* [SET PROBLEM] Lines containing the string "faxes" are to be collected in full.

## Start DATA FOR THIS EXERCISE

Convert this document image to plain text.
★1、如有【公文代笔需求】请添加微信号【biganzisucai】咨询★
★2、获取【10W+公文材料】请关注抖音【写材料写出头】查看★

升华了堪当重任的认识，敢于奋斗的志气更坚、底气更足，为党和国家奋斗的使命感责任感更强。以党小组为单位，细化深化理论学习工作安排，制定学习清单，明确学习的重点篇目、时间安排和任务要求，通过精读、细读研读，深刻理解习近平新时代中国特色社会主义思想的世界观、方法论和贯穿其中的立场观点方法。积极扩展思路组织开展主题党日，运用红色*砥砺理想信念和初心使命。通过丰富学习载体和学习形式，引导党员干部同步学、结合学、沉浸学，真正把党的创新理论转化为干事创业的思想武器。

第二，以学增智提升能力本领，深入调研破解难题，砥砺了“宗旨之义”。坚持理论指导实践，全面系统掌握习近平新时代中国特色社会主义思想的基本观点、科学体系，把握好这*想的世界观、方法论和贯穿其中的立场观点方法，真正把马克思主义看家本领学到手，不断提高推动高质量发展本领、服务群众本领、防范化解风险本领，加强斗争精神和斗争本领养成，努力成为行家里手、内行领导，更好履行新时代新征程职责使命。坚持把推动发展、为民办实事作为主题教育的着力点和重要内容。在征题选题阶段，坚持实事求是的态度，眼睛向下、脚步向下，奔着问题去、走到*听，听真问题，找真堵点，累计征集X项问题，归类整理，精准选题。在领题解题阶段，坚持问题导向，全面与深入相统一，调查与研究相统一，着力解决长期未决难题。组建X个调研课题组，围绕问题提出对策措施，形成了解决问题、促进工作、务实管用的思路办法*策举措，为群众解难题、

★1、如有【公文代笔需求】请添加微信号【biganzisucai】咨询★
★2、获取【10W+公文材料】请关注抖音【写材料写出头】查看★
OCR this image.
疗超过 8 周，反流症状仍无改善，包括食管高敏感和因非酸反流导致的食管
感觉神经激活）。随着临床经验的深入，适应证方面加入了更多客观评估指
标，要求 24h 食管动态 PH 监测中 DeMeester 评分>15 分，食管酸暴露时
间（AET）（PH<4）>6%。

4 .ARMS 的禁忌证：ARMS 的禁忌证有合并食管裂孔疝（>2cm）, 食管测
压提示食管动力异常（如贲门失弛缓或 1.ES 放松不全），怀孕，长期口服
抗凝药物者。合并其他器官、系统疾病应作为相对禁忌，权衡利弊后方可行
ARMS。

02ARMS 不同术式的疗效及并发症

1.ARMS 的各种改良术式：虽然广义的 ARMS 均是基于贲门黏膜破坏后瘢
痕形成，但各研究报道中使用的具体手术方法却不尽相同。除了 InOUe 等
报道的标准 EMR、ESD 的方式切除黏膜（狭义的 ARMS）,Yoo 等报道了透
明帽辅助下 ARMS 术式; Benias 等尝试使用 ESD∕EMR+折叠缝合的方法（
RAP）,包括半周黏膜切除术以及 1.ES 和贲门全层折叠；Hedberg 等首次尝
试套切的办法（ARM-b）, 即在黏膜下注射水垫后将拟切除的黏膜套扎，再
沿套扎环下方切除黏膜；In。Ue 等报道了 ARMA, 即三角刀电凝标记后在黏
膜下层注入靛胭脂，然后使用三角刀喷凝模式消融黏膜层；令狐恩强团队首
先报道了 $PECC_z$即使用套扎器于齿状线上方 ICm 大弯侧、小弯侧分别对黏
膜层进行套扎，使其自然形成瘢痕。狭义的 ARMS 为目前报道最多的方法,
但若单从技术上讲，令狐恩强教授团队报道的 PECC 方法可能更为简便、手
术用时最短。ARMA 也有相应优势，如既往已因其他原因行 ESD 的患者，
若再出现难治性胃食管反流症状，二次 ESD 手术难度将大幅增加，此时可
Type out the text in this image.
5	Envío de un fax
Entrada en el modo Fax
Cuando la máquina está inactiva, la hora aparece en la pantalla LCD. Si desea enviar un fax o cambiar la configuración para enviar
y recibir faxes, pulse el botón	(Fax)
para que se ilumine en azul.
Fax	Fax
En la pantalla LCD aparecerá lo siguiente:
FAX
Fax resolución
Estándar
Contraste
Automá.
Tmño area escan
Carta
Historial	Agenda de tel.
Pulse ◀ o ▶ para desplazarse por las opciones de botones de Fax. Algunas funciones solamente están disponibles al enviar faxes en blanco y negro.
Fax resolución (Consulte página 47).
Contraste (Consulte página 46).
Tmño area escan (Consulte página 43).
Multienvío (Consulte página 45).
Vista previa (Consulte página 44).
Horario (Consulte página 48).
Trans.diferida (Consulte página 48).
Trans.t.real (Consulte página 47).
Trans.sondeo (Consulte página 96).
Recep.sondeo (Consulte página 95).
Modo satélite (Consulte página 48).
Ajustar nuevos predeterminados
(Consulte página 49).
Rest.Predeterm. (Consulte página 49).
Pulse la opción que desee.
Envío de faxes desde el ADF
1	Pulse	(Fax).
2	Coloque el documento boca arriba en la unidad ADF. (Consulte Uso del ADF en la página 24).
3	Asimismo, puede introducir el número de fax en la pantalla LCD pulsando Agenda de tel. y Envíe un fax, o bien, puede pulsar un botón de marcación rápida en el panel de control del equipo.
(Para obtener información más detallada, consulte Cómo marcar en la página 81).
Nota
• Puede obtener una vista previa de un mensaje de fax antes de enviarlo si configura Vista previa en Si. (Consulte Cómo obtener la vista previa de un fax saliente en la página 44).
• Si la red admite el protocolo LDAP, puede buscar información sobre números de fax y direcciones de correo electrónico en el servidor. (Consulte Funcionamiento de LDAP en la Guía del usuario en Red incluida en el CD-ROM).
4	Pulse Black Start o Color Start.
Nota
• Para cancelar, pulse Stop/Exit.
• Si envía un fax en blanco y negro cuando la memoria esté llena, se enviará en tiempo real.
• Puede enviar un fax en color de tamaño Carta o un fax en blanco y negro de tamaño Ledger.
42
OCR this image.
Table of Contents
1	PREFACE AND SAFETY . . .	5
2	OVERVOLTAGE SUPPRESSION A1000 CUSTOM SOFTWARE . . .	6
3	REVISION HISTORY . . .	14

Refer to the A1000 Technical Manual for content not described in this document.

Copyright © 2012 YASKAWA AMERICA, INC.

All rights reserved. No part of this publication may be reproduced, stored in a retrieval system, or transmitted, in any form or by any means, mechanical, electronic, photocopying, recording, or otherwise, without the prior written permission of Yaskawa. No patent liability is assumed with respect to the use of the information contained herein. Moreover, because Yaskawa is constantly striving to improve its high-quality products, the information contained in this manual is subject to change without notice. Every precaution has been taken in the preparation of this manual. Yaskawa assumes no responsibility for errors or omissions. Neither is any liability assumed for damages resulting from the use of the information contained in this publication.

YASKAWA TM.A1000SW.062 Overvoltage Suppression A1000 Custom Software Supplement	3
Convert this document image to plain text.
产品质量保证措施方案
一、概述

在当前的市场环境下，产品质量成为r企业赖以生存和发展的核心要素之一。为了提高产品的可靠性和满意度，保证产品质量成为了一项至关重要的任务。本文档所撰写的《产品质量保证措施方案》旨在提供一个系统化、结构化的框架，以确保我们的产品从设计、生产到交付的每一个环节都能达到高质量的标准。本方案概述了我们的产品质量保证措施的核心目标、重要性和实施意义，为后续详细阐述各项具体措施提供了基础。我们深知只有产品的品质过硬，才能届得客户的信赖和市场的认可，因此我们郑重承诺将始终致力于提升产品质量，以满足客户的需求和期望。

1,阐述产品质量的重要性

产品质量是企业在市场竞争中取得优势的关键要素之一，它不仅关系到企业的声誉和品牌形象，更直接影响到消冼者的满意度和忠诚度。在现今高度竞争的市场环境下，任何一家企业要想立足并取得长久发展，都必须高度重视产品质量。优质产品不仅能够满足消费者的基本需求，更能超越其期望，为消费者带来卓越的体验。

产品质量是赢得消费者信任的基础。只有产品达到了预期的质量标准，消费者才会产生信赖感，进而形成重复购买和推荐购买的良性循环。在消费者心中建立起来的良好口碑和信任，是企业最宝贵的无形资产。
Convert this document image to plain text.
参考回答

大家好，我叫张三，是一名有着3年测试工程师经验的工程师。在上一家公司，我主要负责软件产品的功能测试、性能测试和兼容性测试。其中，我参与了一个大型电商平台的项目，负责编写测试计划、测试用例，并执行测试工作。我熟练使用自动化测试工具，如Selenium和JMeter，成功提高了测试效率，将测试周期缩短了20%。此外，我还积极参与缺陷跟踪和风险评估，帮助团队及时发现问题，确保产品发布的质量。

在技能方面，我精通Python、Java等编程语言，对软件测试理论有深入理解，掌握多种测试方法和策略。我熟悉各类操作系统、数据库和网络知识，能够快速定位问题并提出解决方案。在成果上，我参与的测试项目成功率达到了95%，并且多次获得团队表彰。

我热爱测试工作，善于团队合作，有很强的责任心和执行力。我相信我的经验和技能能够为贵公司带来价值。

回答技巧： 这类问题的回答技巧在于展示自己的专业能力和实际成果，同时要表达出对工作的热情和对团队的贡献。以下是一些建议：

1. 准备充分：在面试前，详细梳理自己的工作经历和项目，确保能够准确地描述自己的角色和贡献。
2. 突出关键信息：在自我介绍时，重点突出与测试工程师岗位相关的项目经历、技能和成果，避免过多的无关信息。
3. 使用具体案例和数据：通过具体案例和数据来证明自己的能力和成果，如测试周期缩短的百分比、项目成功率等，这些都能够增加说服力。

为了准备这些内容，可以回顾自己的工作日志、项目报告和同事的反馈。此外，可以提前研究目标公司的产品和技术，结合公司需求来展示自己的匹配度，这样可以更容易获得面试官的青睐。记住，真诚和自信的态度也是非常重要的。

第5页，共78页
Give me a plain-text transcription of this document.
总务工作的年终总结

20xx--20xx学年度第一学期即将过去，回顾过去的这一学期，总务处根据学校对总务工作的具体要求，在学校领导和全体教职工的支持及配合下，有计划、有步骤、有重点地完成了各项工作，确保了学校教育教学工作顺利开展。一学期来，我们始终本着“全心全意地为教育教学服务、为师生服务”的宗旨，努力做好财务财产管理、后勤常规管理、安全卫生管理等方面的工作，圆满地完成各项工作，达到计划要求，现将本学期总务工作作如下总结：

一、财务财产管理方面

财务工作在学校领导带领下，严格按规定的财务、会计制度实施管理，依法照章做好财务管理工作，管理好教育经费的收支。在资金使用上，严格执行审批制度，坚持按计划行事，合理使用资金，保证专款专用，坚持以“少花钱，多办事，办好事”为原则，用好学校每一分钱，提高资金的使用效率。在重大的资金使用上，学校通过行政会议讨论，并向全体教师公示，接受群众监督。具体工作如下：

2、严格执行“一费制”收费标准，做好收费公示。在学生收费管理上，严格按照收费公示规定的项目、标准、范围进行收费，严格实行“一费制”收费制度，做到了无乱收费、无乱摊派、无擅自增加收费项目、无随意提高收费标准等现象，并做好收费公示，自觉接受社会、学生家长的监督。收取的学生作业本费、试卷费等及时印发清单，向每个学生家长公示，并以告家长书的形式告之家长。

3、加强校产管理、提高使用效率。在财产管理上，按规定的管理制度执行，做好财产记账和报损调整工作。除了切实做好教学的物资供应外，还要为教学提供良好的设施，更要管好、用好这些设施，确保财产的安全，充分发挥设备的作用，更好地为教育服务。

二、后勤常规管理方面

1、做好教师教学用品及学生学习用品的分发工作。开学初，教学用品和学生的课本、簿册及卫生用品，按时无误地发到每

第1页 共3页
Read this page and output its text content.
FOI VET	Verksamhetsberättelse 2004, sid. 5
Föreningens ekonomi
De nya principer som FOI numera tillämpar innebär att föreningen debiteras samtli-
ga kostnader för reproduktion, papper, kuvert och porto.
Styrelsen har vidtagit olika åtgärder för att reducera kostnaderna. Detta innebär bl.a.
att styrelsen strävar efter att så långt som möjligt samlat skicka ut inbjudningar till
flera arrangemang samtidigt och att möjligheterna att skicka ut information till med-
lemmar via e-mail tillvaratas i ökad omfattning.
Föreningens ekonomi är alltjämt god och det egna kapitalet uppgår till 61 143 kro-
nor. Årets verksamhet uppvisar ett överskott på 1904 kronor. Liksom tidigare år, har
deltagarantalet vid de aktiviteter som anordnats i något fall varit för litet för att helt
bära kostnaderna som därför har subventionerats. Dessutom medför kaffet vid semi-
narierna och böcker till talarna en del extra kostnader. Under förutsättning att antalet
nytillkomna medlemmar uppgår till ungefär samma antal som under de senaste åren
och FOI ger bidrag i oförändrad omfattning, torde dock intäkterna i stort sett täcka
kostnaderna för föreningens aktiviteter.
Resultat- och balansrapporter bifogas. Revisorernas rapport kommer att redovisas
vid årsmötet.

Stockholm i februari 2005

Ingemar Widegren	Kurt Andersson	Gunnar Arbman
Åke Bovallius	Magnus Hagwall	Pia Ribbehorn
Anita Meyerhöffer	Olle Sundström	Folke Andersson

## End DATA FOR THIS EXERCISE

* [OUTPUT OF THE EXERCISE]
y recibir faxes, pulse el botón	(Fax)
Pulse ◀ o ▶ para desplazarse por las opciones de botones de Fax. Algunas funciones solamente están disponibles al enviar faxes en blanco y negro.
Envío de faxes desde el ADF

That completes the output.